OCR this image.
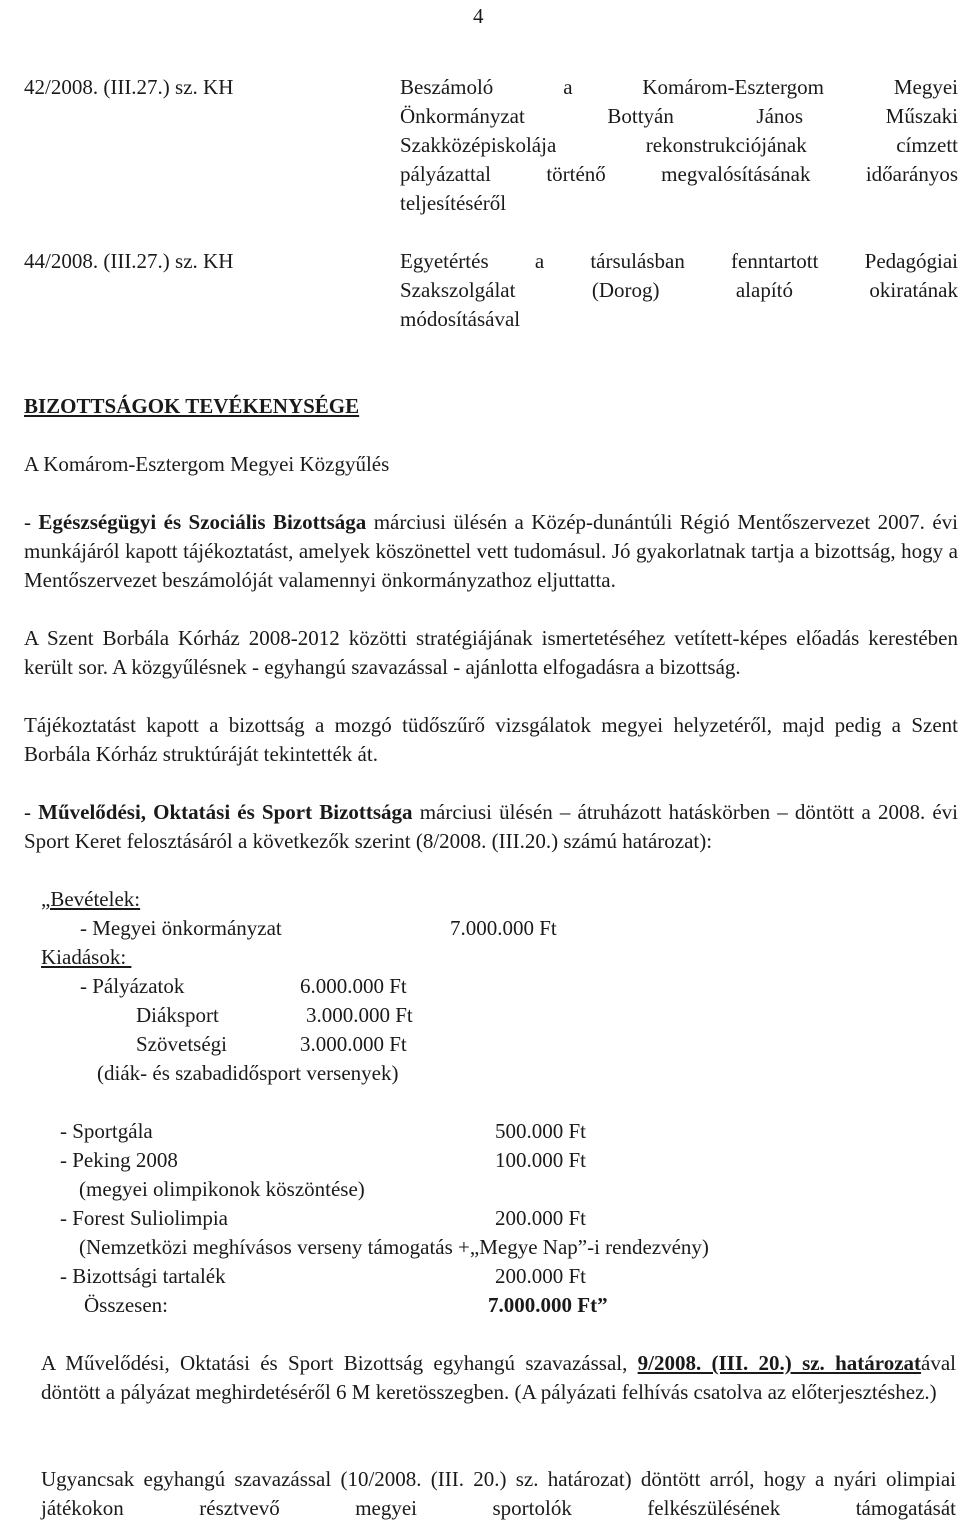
4
42/2008. (III.27.) sz. KH	Beszámoló a Komárom-Esztergom Megyei
Önkormányzat Bottyán János Műszaki
Szakközépiskolája rekonstrukciójának címzett
pályázattal történő megvalósításának időarányos
teljesítéséről
44/2008. (III.27.) sz. KH	Egyetértés a társulásban fenntartott Pedagógiai
Szakszolgálat (Dorog) alapító okiratának
módosításával
BIZOTTSÁGOK TEVÉKENYSÉGE
A Komárom-Esztergom Megyei Közgyűlés
- Egészségügyi és Szociális Bizottsága márciusi ülésén a Közép-dunántúli Régió Mentőszervezet 2007. évi munkájáról kapott tájékoztatást, amelyek köszönettel vett tudomásul. Jó gyakorlatnak tartja a bizottság, hogy a Mentőszervezet beszámolóját valamennyi önkormányzathoz eljuttatta.
A Szent Borbála Kórház 2008-2012 közötti stratégiájának ismertetéséhez vetített-képes előadás kerestében került sor. A közgyűlésnek - egyhangú szavazással - ajánlotta elfogadásra a bizottság.
Tájékoztatást kapott a bizottság a mozgó tüdőszűrő vizsgálatok megyei helyzetéről, majd pedig a Szent Borbála Kórház struktúráját tekintették át.
- Művelődési, Oktatási és Sport Bizottsága márciusi ülésén – átruházott hatáskörben – döntött a 2008. évi Sport Keret felosztásáról a következők szerint (8/2008. (III.20.) számú határozat):
„Bevételek:
- Megyei önkormányzat	7.000.000 Ft
Kiadások:
- Pályázatok	6.000.000 Ft
Diáksport	3.000.000 Ft
Szövetségi	3.000.000 Ft
(diák- és szabadidősport versenyek)
- Sportgála	500.000 Ft
- Peking 2008	100.000 Ft
(megyei olimpikonok köszöntése)
- Forest Suliolimpia	200.000 Ft
(Nemzetközi meghívásos verseny támogatás +„Megye Nap”-i rendezvény)
- Bizottsági tartalék	200.000 Ft
Összesen:	7.000.000 Ft”
A Művelődési, Oktatási és Sport Bizottság egyhangú szavazással, 9/2008. (III. 20.) sz. határozatával döntött a pályázat meghirdetéséről 6 M keretösszegben. (A pályázati felhívás csatolva az előterjesztéshez.)
Ugyancsak egyhangú szavazással (10/2008. (III. 20.) sz. határozat) döntött arról, hogy a nyári olimpiai játékokon résztvevő megyei sportolók felkészülésének támogatását
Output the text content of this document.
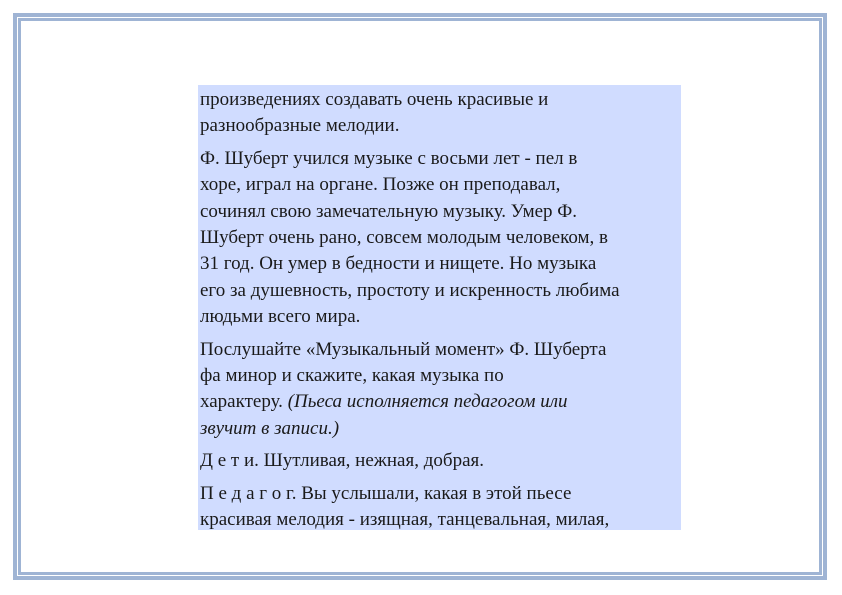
произведениях создавать очень красивые и
разнообразные мелодии.
Ф. Шуберт учился музыке с восьми лет - пел в
хоре, играл на органе. Позже он преподавал,
сочинял свою замечательную музыку. Умер Ф.
Шуберт очень рано, совсем молодым человеком, в
31 год. Он умер в бедности и нищете. Но музыка
его за душевность, простоту и искренность любима
людьми всего мира.
Послушайте «Музыкальный момент» Ф. Шуберта
фа минор и скажите, какая музыка по
характеру. (Пьеса исполняется педагогом или
звучит в записи.)
Д е т и. Шутливая, нежная, добрая.
П е д а г о г. Вы услышали, какая в этой пьесе
красивая мелодия - изящная, танцевальная, милая,
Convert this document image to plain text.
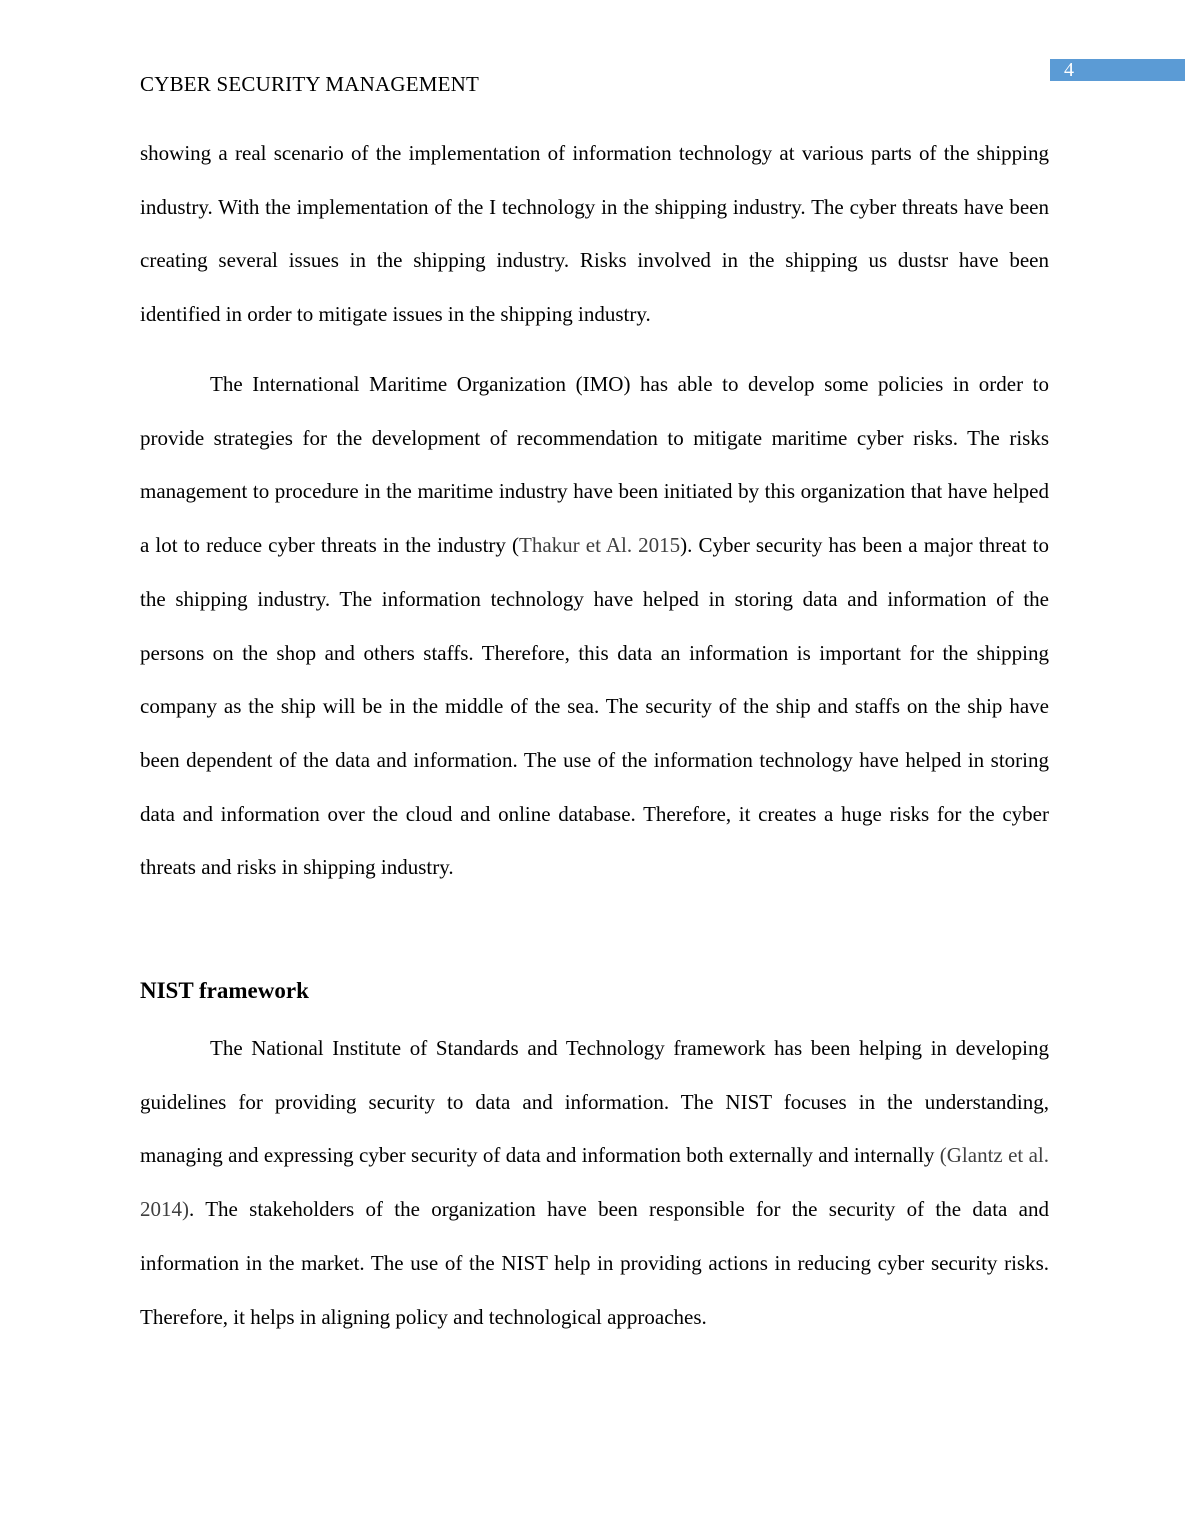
4
CYBER SECURITY MANAGEMENT

showing a real scenario of the implementation of information technology at various parts of the shipping industry. With the implementation of the I technology in the shipping industry. The cyber threats have been creating several issues in the shipping industry. Risks involved in the shipping us dustsr have been identified in order to mitigate issues in the shipping industry.

The International Maritime Organization (IMO) has able to develop some policies in order to provide strategies for the development of recommendation to mitigate maritime cyber risks. The risks management to procedure in the maritime industry have been initiated by this organization that have helped a lot to reduce cyber threats in the industry (Thakur et Al. 2015). Cyber security has been a major threat to the shipping industry. The information technology have helped in storing data and information of the persons on the shop and others staffs. Therefore, this data an information is important for the shipping company as the ship will be in the middle of the sea. The security of the ship and staffs on the ship have been dependent of the data and information. The use of the information technology have helped in storing data and information over the cloud and online database. Therefore, it creates a huge risks for the cyber threats and risks in shipping industry.

NIST framework

The National Institute of Standards and Technology framework has been helping in developing guidelines for providing security to data and information. The NIST focuses in the understanding, managing and expressing cyber security of data and information both externally and internally (Glantz et al. 2014). The stakeholders of the organization have been responsible for the security of the data and information in the market. The use of the NIST help in providing actions in reducing cyber security risks. Therefore, it helps in aligning policy and technological approaches.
──────
JOB
Of the lines above, how many hold the word "Kórház"? Say the number alone.

OUTPUT
2